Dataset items
◆ ◆ ◆

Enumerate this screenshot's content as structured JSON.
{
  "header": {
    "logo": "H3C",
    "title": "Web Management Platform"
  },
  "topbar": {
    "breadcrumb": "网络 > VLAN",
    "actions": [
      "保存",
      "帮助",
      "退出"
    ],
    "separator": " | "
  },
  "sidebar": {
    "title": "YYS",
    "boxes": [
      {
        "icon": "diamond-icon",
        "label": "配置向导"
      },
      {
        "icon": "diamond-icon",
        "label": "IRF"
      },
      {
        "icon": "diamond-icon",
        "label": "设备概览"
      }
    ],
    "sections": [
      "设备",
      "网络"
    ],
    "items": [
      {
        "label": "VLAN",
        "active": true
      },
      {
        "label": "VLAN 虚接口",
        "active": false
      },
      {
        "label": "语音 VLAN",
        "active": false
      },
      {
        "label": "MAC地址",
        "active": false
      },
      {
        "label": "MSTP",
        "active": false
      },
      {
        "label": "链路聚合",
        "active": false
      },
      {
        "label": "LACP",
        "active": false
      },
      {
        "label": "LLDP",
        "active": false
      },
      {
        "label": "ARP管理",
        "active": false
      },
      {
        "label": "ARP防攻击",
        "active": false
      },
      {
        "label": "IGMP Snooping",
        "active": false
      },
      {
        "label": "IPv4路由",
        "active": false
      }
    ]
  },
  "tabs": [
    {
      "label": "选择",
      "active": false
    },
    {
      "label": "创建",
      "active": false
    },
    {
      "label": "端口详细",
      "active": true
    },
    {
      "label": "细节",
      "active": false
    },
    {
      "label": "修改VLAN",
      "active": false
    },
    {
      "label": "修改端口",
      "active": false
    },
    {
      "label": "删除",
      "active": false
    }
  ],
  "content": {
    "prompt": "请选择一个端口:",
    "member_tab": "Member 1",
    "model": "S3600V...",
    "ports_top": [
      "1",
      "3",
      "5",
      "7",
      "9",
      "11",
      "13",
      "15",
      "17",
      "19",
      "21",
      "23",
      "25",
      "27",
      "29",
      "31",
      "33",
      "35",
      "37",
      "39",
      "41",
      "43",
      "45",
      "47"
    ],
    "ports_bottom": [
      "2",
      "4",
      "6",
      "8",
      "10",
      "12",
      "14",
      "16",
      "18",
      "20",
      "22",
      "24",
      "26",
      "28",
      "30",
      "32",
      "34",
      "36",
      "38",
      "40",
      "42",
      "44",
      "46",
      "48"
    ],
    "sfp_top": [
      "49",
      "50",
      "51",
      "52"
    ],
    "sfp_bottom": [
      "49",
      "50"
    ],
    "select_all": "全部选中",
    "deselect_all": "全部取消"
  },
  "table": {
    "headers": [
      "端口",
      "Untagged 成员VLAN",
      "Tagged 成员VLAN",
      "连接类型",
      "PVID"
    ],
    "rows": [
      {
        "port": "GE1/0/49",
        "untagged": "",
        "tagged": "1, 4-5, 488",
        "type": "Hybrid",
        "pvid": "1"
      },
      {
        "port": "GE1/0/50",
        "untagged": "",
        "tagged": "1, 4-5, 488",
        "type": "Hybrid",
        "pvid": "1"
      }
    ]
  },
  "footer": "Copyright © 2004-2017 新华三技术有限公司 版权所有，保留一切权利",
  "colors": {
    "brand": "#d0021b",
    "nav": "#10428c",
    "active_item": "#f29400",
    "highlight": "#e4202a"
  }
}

◆ ◆ ◆

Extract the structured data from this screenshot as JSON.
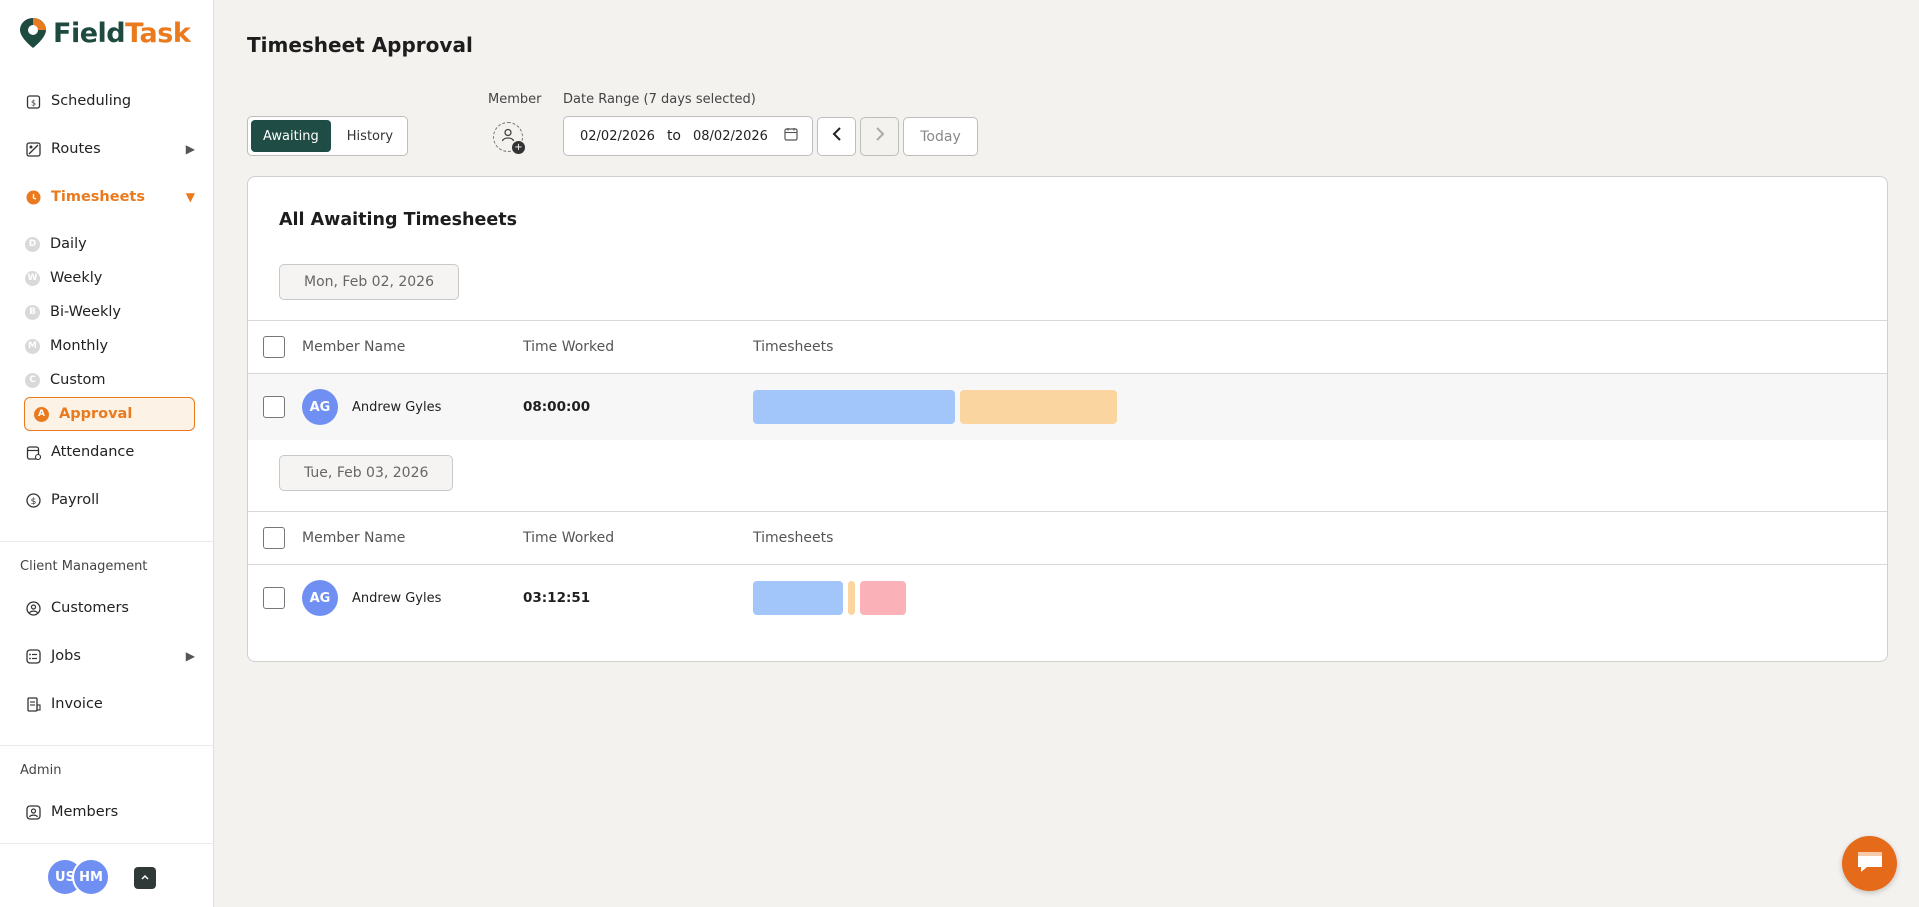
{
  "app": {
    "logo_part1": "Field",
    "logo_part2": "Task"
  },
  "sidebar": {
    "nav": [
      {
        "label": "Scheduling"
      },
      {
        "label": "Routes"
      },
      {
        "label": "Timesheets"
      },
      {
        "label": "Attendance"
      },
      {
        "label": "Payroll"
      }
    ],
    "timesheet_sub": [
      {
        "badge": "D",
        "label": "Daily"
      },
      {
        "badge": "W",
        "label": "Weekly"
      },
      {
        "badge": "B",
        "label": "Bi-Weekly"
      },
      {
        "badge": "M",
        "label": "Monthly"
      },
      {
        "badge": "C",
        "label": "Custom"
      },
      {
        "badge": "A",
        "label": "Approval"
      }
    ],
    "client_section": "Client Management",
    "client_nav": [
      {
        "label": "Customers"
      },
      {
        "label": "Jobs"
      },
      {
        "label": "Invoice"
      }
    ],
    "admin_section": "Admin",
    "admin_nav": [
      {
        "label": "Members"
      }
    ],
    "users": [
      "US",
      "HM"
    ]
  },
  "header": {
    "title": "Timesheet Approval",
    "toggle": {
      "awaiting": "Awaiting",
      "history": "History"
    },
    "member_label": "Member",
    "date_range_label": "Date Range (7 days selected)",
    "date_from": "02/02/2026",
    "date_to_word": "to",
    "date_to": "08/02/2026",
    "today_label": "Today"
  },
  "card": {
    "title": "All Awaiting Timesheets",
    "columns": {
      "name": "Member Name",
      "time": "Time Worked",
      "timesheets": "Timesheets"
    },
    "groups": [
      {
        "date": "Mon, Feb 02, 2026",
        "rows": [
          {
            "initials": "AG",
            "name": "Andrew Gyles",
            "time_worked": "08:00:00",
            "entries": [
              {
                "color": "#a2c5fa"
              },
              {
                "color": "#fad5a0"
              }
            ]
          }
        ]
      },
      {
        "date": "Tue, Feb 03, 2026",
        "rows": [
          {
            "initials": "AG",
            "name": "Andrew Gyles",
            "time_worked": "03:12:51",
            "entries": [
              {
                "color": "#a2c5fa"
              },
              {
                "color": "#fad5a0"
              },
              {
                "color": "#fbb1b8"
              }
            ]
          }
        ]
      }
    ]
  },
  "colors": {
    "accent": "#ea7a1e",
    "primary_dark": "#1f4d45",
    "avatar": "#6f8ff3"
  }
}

◆ ◆ ◆

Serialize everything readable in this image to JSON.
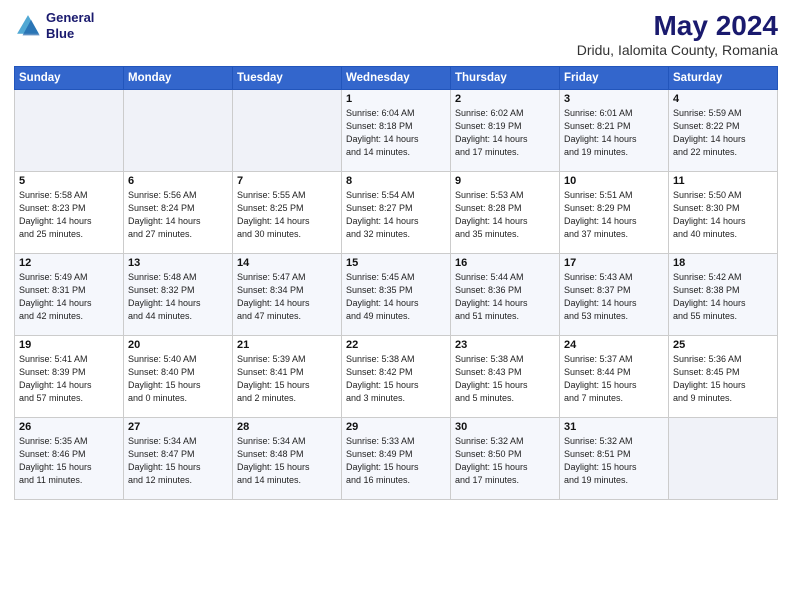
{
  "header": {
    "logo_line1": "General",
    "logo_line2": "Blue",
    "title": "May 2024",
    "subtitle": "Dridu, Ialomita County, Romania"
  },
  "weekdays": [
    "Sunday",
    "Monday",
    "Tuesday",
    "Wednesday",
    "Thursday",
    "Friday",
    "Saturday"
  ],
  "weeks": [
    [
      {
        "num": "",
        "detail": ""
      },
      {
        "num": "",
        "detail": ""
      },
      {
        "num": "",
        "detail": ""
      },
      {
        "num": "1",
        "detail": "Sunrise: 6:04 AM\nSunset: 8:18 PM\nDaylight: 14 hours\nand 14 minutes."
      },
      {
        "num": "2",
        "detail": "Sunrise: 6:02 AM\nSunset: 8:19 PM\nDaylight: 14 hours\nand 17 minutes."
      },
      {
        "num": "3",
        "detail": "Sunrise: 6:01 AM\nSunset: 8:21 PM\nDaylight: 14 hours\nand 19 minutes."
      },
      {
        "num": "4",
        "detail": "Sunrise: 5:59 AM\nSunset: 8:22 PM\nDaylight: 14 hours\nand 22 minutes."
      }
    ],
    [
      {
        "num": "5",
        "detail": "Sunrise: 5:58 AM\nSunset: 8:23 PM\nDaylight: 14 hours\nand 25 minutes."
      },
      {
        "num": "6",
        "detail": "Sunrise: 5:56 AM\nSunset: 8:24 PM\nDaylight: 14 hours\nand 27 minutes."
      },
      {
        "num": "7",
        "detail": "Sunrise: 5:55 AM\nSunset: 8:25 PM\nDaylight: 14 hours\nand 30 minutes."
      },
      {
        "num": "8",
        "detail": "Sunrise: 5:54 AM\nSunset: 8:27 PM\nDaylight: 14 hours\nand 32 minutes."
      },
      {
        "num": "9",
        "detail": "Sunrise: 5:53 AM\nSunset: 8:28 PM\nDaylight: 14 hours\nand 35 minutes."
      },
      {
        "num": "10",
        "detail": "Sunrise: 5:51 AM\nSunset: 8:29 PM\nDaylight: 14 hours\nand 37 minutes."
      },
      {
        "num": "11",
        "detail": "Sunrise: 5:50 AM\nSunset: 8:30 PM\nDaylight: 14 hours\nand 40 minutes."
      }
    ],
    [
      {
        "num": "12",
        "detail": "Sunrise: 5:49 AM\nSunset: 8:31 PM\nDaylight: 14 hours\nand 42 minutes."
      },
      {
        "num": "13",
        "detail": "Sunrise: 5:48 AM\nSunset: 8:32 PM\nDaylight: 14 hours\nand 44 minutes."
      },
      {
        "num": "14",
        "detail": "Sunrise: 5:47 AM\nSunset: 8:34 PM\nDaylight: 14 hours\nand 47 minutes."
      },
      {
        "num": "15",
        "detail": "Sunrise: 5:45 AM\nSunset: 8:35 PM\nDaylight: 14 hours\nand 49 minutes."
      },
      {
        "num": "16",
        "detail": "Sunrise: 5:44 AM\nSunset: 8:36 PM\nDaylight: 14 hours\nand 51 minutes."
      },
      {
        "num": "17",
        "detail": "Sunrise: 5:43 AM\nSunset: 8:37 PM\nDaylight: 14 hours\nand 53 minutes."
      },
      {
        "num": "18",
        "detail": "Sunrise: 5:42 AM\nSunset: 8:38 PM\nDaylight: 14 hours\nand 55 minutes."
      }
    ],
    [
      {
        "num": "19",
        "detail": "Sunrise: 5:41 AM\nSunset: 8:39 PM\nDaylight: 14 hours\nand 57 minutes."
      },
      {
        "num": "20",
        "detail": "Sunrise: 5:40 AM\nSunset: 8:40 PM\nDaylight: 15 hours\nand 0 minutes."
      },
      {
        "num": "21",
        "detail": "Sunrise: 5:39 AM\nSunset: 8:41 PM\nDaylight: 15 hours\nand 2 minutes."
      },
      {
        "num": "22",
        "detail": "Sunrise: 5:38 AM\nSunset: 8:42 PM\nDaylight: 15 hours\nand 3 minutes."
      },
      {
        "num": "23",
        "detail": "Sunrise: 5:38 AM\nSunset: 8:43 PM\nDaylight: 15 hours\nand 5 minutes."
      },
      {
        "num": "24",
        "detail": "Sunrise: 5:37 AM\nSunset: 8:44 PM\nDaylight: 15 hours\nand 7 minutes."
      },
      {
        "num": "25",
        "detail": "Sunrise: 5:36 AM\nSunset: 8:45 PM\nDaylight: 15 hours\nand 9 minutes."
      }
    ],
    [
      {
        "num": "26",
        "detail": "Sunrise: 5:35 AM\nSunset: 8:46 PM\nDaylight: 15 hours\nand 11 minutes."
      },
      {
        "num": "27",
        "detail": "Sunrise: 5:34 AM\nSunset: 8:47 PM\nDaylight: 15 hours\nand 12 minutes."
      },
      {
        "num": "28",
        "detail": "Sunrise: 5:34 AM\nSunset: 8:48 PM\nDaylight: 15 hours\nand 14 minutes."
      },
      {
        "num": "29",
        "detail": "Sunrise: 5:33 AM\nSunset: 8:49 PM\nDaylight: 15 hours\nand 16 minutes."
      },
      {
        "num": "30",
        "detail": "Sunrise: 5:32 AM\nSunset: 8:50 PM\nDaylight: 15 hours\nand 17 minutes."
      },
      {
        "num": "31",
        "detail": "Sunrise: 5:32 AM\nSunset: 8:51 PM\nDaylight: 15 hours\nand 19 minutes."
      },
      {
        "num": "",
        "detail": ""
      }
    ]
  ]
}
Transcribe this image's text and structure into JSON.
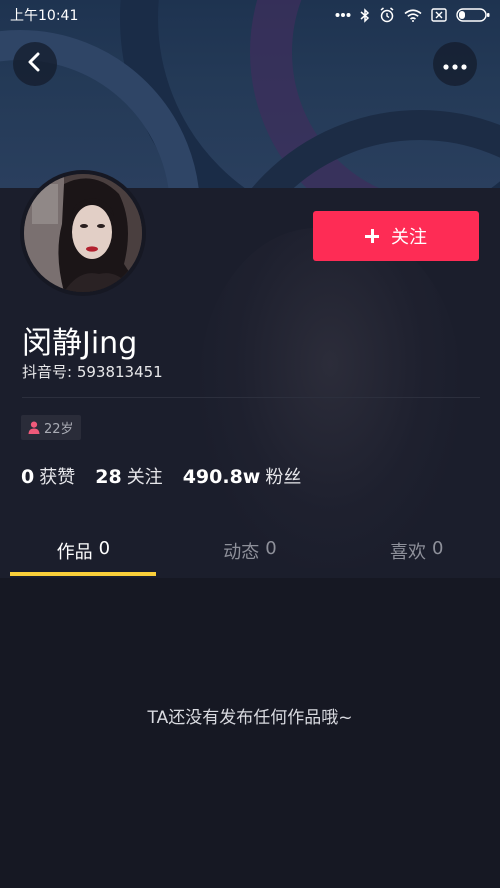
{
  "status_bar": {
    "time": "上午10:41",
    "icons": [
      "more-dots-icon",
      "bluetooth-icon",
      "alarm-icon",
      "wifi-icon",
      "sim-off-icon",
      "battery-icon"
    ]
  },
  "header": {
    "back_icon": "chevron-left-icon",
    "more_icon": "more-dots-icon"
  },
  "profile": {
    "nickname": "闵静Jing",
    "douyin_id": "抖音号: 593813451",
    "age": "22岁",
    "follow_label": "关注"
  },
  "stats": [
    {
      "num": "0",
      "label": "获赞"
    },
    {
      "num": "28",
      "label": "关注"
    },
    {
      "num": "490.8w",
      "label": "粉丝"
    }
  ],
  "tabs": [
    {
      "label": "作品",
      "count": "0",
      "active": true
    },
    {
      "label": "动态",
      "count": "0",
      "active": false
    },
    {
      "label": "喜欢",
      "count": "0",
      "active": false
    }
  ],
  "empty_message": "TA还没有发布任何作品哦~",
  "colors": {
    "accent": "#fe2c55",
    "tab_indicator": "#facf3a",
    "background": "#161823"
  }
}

◆ ◆ ◆

— Challenge —
Copy out each line of the records where the string "JSON" appears.

— Response to the task —
Enumerate this screenshot's content as structured JSON.
Extract the structured data from this screenshot as JSON.
Serialize everything readable in this image to JSON.
Transcribe this image's text and structure into JSON.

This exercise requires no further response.